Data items
==========
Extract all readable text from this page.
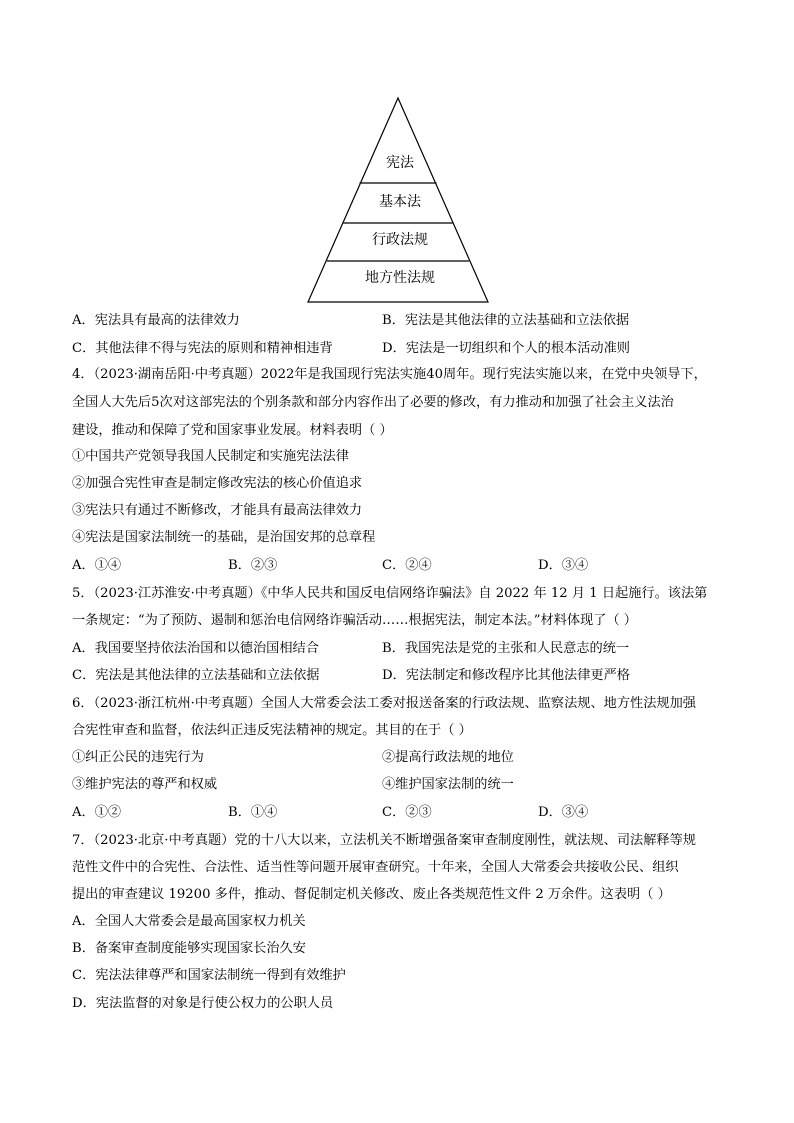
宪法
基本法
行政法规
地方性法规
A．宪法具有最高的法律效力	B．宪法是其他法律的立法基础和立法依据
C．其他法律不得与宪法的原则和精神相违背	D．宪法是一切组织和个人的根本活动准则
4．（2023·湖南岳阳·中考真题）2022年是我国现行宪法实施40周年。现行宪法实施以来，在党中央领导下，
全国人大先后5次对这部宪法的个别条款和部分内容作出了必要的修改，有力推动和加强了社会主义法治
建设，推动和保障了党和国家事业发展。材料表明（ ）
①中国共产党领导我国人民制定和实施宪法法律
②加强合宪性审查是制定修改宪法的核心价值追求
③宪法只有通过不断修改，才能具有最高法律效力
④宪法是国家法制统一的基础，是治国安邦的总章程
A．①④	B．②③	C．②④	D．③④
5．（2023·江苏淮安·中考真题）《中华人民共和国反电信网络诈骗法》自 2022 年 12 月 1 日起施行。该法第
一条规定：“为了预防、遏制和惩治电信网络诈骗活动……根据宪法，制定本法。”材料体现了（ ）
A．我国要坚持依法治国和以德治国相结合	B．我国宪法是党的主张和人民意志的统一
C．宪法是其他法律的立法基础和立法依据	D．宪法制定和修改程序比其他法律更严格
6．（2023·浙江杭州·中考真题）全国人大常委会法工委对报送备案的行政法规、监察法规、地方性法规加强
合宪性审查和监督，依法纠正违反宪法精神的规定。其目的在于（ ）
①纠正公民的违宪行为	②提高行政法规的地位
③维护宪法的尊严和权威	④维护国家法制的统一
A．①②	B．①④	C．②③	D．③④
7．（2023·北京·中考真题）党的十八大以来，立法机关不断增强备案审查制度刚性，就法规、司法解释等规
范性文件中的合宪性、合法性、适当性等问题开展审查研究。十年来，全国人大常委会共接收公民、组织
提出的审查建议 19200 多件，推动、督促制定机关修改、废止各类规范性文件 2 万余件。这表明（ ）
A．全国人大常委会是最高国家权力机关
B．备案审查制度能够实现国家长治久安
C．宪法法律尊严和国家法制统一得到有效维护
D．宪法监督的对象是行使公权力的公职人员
==========
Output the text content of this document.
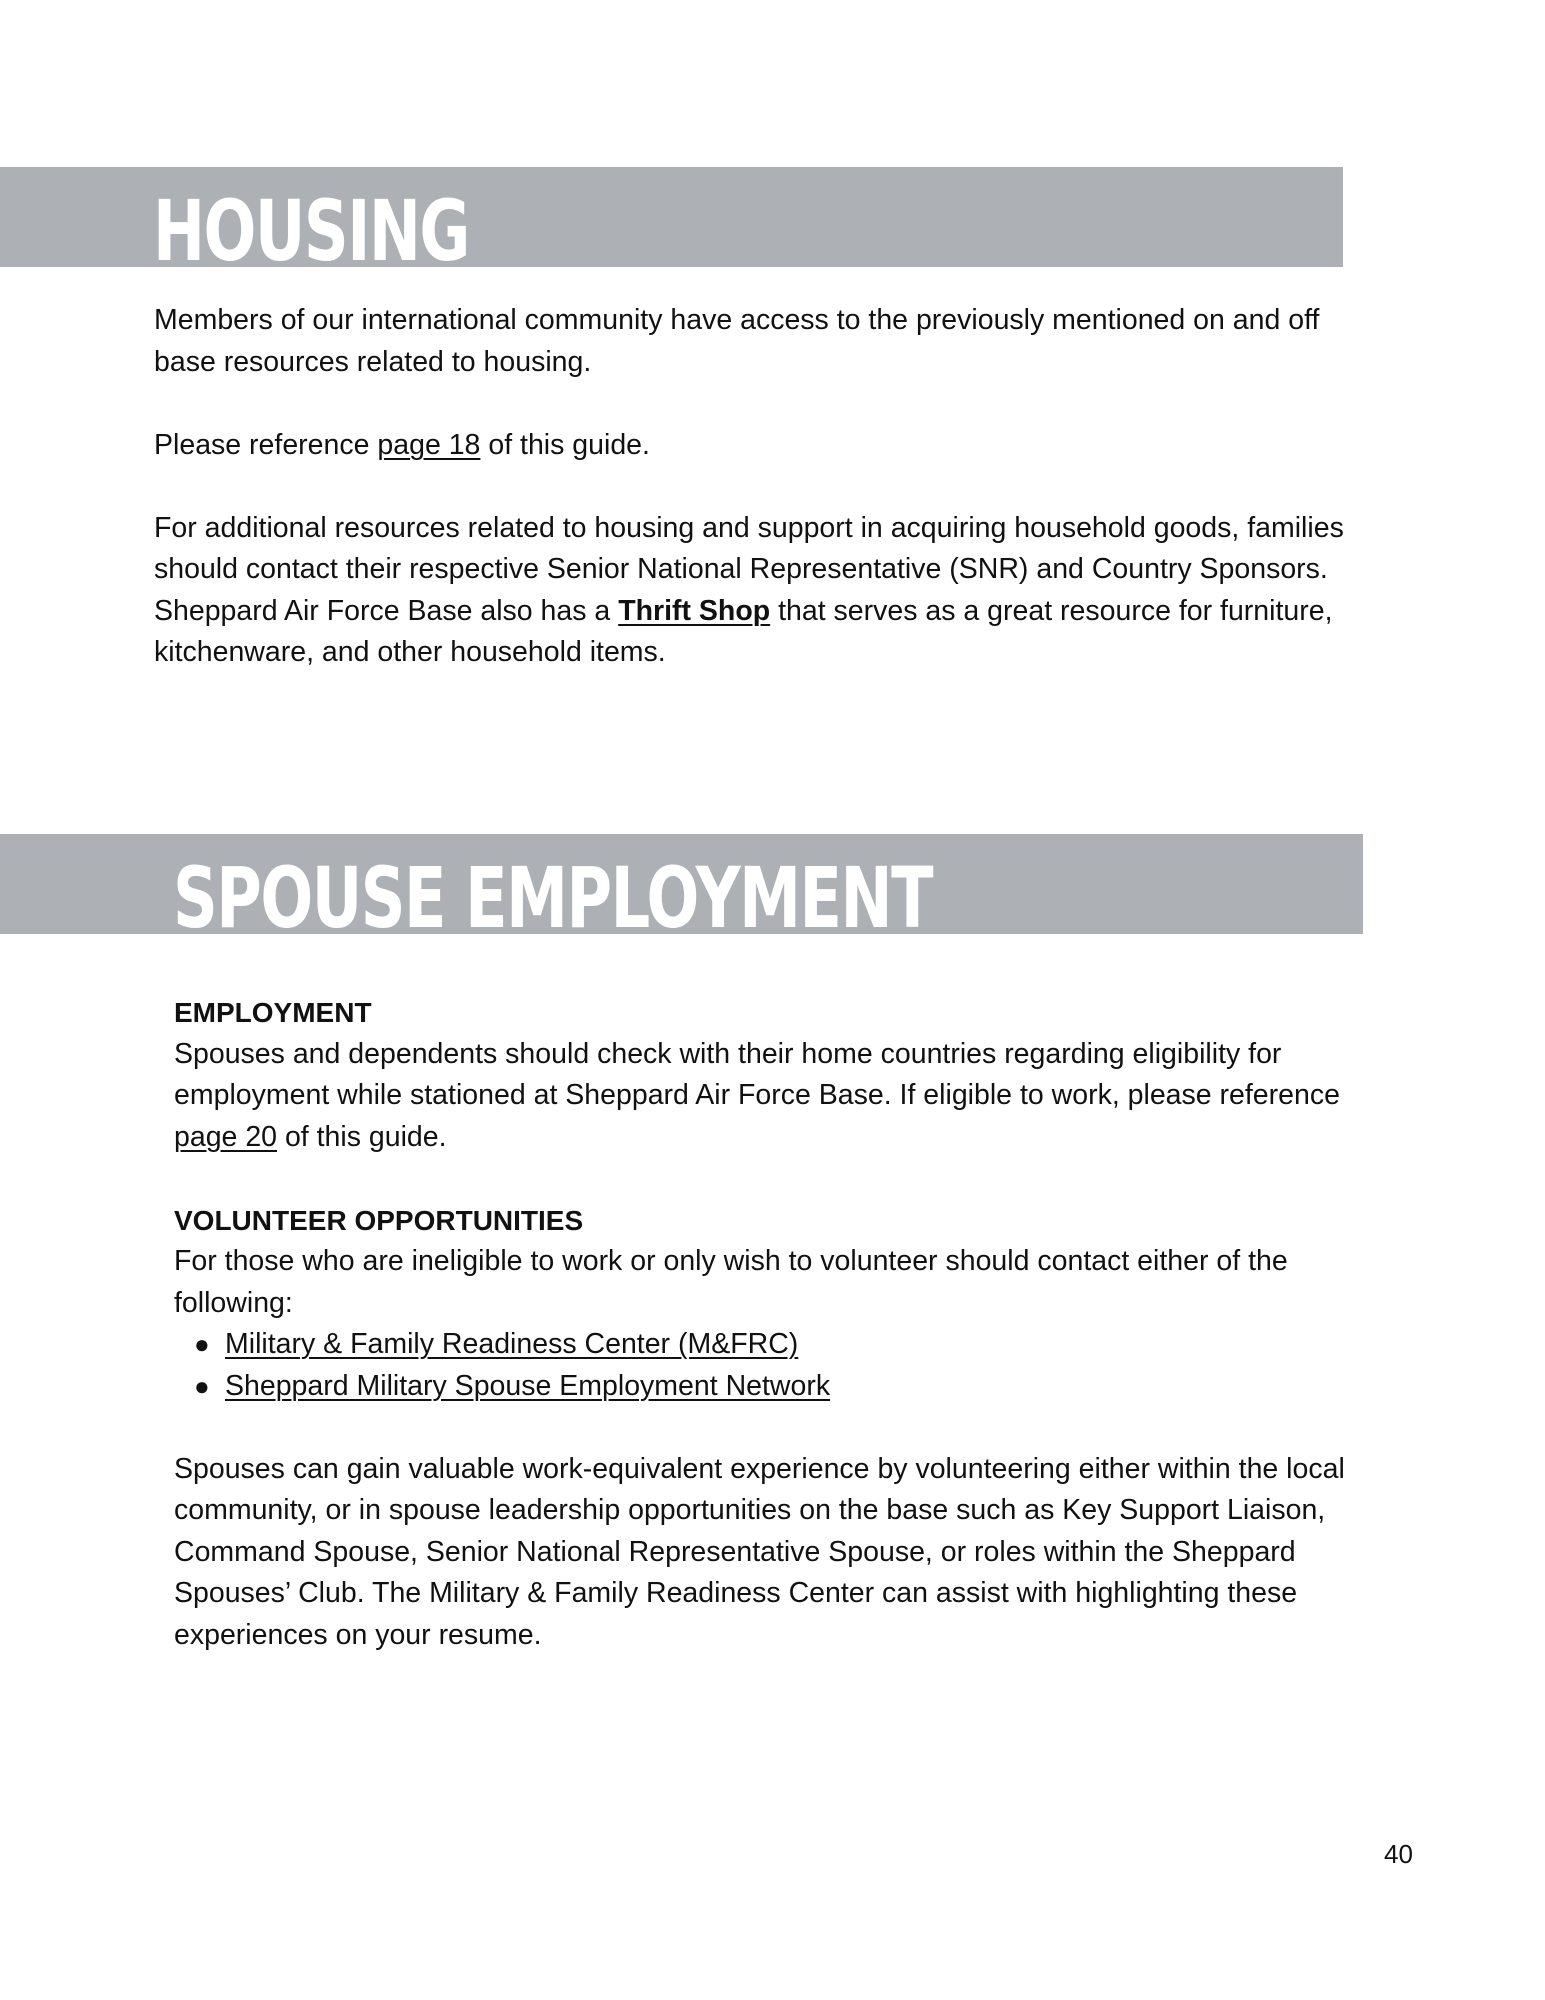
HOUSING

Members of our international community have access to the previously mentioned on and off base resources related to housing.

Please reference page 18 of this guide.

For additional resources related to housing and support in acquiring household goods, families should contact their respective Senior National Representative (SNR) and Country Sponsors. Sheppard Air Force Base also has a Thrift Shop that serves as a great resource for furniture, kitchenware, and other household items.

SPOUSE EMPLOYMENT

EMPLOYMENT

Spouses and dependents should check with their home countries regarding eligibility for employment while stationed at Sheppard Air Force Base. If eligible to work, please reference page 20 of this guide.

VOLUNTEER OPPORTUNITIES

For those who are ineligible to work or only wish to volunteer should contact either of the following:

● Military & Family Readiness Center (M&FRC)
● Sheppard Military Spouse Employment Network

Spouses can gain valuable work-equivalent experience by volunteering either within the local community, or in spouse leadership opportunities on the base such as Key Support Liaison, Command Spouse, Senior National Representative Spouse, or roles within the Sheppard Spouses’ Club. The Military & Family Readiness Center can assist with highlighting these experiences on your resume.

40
==========
Where does the word "Center" appear? Return each line that holds it.

● Military & Family Readiness Center (M&FRC)
Spouses can gain valuable work-equivalent experience by volunteering either within the local community, or in spouse leadership opportunities on the base such as Key Support Liaison, Command Spouse, Senior National Representative Spouse, or roles within the Sheppard Spouses’ Club. The Military & Family Readiness Center can assist with highlighting these experiences on your resume.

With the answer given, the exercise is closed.